## Start TASK MATERIAL

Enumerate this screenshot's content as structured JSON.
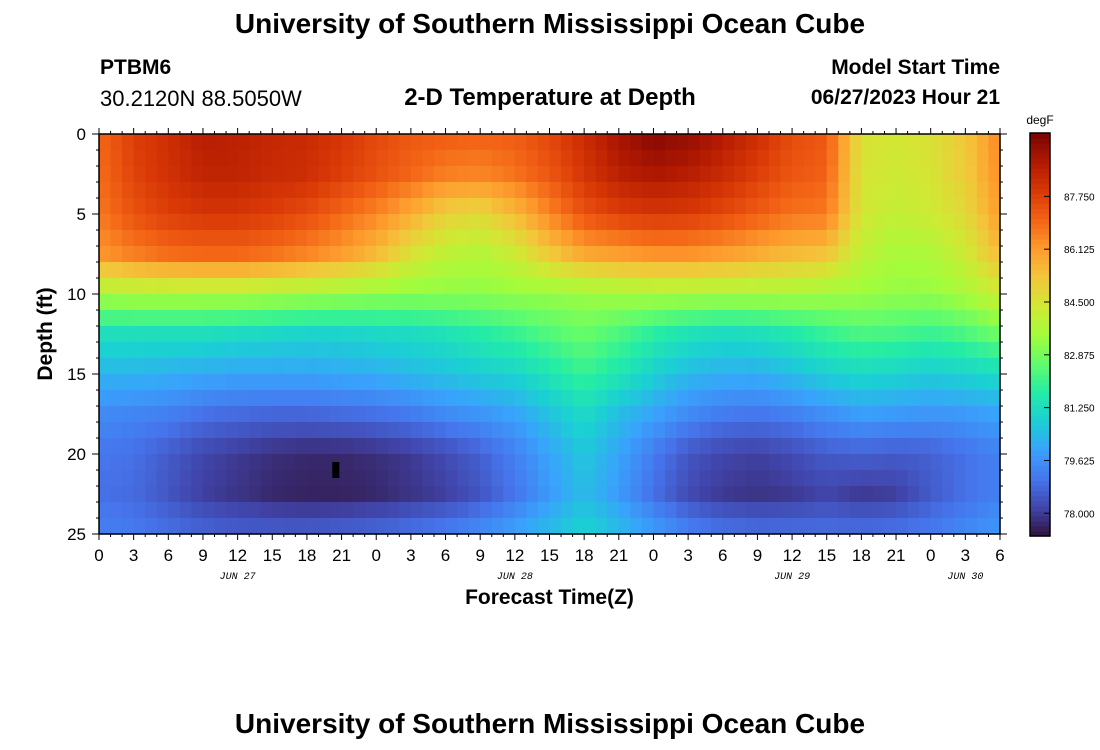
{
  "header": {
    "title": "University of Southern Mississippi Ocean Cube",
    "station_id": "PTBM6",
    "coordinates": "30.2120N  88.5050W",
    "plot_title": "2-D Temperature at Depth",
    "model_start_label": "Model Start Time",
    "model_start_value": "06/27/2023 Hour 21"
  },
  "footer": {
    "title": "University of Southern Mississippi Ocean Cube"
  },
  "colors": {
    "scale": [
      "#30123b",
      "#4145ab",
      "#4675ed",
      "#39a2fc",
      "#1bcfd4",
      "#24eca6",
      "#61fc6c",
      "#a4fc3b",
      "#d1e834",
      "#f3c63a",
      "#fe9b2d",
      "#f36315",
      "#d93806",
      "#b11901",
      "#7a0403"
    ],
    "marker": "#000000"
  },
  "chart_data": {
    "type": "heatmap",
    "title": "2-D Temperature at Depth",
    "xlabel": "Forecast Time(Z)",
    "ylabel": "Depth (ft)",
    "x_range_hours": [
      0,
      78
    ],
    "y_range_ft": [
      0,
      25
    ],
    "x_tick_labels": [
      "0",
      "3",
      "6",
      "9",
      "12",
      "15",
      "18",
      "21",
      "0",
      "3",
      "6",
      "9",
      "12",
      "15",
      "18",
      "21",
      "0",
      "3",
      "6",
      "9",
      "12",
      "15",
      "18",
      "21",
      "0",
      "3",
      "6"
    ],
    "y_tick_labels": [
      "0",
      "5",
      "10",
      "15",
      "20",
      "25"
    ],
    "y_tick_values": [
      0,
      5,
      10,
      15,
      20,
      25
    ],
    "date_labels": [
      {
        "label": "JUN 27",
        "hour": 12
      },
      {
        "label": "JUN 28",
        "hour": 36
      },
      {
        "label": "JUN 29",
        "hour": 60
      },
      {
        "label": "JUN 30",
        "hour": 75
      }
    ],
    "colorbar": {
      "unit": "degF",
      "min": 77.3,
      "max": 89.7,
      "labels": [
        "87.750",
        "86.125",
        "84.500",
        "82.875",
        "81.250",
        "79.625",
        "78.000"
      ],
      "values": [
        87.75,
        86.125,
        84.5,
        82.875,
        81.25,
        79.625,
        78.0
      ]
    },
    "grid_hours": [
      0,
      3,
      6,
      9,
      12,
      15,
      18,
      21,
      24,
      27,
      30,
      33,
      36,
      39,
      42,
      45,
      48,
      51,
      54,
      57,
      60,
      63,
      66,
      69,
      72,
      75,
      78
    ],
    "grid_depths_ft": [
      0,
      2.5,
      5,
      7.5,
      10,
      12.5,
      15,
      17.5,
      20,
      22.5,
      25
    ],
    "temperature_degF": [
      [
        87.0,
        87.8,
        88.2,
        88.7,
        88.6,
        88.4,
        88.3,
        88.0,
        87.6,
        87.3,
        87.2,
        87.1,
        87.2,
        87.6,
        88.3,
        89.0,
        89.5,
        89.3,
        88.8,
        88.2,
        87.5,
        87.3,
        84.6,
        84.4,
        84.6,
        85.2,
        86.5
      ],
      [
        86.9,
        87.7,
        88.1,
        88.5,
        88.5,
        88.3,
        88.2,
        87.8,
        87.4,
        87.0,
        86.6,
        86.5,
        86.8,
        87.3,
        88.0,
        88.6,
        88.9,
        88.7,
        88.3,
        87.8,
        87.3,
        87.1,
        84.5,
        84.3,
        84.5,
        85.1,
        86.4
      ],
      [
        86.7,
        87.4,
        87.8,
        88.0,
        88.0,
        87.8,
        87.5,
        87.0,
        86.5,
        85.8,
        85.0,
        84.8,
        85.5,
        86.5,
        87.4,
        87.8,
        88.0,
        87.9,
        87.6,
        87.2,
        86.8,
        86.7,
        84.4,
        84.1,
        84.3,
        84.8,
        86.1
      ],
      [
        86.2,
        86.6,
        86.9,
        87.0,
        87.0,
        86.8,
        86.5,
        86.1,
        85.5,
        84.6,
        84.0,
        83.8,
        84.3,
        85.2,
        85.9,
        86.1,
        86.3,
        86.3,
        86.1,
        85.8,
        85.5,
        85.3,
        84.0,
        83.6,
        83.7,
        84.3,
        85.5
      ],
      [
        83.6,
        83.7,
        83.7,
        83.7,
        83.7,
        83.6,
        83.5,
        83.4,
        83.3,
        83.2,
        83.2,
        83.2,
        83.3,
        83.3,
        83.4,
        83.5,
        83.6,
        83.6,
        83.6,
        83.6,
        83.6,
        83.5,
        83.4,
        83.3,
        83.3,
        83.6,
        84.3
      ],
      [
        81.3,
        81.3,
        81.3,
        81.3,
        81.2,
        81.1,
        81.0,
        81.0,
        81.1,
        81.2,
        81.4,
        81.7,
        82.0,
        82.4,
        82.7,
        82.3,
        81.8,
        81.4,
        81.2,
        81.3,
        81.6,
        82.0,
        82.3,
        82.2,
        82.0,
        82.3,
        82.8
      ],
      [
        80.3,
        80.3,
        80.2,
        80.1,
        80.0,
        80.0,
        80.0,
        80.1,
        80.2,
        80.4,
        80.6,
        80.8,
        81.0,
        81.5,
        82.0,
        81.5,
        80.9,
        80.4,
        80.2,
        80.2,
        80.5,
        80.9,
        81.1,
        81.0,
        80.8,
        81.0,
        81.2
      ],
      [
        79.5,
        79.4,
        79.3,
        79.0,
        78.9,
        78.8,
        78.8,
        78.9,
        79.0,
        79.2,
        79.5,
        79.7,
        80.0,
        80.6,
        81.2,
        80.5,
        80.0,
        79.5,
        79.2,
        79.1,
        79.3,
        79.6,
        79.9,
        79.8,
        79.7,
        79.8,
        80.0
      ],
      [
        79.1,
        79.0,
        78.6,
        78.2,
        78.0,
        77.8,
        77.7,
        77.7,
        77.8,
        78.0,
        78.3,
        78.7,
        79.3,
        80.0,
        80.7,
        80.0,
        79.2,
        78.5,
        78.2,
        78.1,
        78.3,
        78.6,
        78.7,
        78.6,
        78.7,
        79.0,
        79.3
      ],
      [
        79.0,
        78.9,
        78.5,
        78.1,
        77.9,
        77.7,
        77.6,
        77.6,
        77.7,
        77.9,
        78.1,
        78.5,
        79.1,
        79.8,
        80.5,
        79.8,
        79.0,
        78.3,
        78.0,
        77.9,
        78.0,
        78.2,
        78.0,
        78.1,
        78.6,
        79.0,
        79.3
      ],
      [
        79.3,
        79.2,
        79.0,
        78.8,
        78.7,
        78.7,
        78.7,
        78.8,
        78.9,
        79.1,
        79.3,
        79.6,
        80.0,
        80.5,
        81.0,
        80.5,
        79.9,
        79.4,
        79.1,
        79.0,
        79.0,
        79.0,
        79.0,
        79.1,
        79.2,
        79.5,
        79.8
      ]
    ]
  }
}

## End TASK MATERIAL
## Start TASK MATERIAL

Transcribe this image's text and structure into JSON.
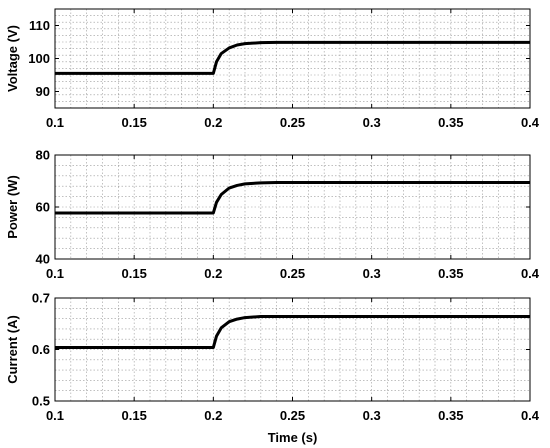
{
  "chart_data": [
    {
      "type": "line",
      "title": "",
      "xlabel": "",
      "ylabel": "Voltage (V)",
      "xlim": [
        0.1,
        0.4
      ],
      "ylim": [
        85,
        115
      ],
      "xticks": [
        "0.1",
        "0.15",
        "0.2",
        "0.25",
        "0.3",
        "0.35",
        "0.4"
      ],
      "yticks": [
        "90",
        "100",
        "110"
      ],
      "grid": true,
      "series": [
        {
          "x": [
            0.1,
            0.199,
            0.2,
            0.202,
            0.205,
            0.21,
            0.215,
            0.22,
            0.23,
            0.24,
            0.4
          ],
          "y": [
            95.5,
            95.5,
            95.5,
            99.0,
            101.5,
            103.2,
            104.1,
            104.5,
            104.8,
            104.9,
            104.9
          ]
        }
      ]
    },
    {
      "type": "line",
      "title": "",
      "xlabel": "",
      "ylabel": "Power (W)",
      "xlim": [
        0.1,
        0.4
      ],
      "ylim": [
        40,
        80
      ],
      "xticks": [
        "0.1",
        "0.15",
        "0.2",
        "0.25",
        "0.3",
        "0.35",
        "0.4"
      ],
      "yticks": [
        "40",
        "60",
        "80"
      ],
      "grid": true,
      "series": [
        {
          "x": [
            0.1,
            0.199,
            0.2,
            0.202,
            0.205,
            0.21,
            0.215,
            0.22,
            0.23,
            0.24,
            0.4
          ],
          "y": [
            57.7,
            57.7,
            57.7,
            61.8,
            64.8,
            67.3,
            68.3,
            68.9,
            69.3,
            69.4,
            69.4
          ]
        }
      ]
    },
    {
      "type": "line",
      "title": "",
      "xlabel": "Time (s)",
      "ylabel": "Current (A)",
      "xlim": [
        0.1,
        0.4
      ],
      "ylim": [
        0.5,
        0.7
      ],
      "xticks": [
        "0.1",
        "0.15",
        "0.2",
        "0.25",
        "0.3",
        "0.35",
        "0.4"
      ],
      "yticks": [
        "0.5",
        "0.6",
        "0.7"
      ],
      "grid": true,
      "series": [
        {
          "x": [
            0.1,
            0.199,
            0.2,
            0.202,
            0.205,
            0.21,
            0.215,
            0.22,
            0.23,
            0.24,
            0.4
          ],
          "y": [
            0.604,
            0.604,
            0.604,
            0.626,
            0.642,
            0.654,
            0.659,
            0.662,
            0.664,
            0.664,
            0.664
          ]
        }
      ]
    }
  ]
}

## End TASK MATERIAL
## Start TASK MATERIAL

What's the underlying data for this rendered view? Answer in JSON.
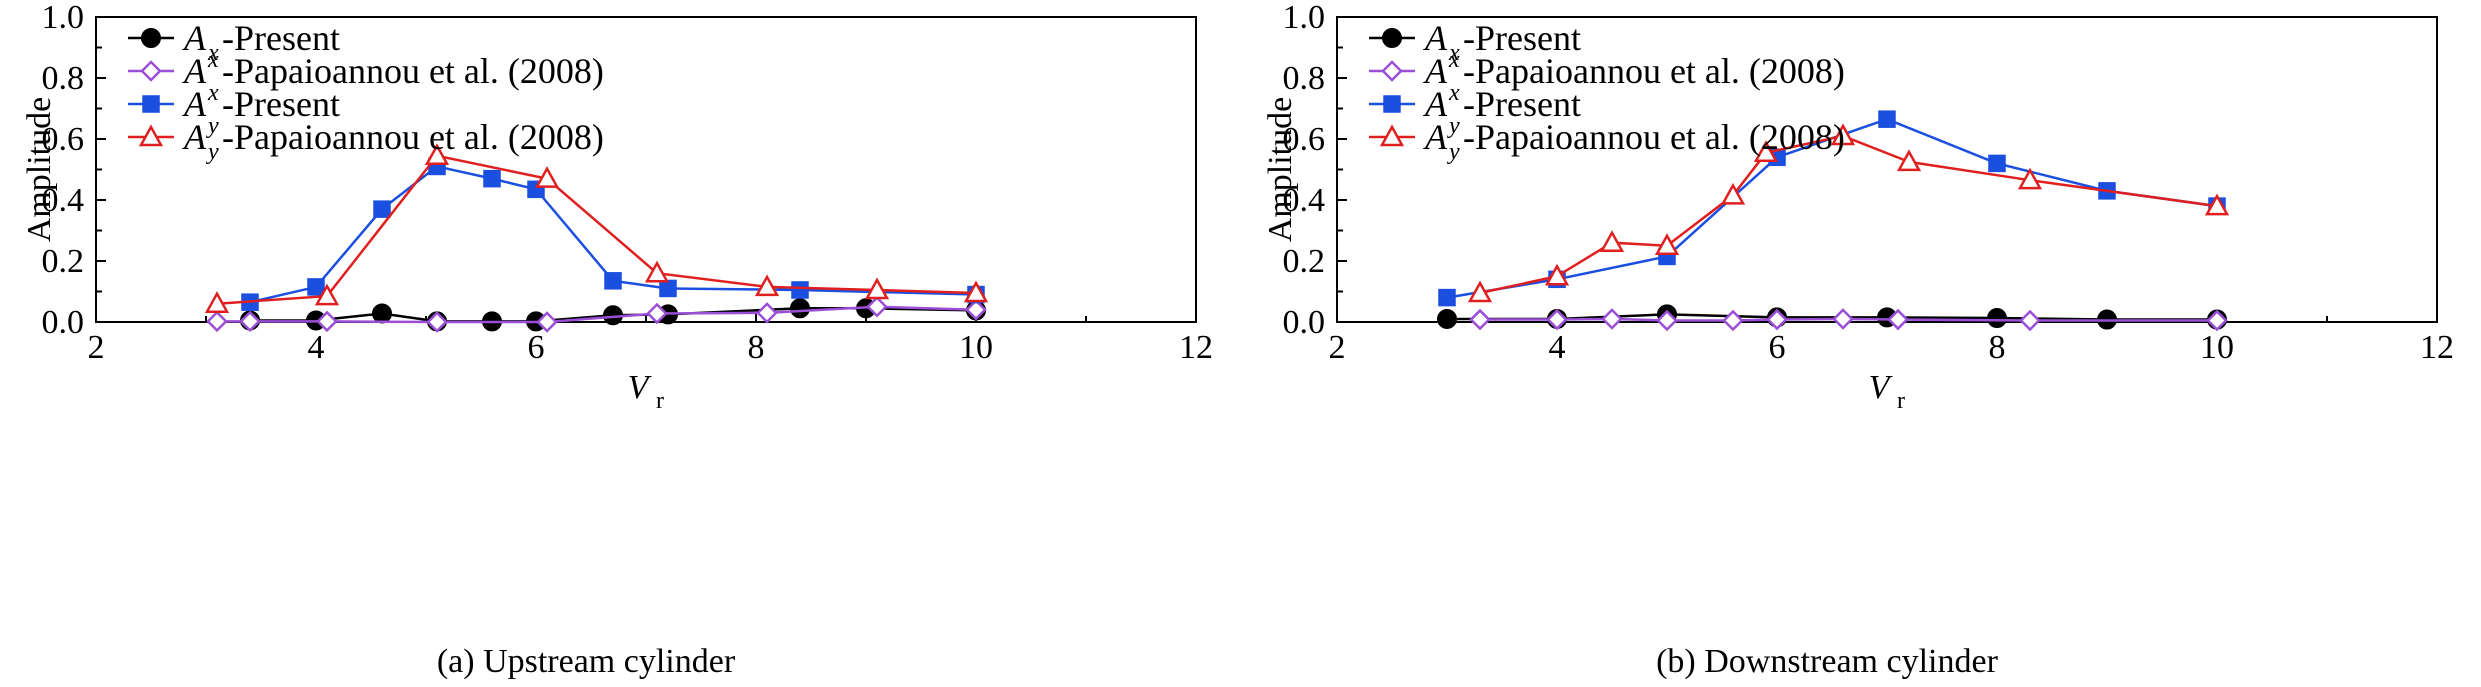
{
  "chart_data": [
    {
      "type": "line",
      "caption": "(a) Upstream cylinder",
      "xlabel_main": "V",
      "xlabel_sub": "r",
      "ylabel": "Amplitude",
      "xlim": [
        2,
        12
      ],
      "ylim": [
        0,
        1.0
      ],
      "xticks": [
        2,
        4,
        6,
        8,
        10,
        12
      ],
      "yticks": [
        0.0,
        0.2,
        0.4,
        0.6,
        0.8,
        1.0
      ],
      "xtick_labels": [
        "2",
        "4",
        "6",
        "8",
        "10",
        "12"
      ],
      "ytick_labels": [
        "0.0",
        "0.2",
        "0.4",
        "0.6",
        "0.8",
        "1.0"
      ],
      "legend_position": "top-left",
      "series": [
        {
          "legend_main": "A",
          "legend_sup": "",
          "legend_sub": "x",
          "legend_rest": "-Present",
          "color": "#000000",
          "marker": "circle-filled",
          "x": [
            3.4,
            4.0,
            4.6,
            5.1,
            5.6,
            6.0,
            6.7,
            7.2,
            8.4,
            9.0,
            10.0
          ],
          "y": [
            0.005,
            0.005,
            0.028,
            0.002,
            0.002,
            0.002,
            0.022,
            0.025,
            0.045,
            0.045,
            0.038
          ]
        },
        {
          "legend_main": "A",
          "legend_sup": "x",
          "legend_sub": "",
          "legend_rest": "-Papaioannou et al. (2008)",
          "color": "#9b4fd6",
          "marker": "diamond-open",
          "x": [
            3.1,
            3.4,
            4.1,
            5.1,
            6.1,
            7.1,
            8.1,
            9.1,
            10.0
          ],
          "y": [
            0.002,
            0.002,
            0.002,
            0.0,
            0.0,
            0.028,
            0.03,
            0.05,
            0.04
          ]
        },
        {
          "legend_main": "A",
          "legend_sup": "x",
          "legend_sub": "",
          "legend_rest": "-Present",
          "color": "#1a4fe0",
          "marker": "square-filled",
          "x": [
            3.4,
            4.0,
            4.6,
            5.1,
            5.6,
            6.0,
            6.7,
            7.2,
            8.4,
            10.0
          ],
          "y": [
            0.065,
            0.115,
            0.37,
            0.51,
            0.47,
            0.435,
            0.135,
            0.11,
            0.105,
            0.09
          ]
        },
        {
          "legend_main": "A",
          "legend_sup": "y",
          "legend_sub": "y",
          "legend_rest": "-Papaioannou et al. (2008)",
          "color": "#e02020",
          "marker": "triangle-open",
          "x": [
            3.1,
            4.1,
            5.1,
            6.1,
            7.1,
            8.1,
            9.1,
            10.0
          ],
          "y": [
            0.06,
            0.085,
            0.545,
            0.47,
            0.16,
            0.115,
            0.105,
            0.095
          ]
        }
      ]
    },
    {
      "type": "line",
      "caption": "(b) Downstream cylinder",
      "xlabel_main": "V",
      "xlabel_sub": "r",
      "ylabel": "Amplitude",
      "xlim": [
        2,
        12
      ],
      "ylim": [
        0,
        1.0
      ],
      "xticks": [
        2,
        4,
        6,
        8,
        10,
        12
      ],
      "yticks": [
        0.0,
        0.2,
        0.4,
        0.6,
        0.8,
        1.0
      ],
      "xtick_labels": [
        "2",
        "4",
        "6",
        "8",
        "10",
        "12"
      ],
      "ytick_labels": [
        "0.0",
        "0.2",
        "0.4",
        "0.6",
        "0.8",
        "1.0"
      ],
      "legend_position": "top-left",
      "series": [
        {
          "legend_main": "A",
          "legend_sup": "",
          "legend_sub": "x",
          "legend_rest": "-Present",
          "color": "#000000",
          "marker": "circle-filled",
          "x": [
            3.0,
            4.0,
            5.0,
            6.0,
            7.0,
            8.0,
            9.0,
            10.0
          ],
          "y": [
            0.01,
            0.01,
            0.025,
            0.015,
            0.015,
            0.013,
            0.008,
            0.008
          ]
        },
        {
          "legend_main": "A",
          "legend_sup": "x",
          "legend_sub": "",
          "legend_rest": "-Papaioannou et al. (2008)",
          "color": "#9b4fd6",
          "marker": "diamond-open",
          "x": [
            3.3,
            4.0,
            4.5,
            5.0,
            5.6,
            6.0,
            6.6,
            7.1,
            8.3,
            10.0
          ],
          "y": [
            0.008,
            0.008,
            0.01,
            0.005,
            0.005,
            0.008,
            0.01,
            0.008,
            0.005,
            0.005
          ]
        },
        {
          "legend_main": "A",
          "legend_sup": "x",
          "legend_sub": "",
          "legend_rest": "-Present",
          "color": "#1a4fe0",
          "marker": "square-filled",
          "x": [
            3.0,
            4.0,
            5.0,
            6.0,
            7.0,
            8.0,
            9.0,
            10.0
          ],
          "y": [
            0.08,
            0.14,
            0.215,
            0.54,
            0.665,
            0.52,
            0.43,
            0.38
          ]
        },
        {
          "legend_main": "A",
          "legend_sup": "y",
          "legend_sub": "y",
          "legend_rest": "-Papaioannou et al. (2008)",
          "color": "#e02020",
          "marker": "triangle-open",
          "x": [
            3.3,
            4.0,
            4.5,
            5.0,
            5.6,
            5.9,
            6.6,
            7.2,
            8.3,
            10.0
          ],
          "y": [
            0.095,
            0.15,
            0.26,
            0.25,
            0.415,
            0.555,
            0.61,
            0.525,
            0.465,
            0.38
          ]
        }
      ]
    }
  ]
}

## End TASK MATERIAL

** PROBLEM REQUIREMENTS **
Pull every line containing "ylabel" from the material above.

** SOLUTION BELOW **
    "ylabel": "Depth (ft)",
      "ylabel": "Voltage (V)",
      "ylabel": "Power (W)",
      "ylabel": "Current (A)",
      "ylabel": "Amplitude",
      "ylabel": "Amplitude",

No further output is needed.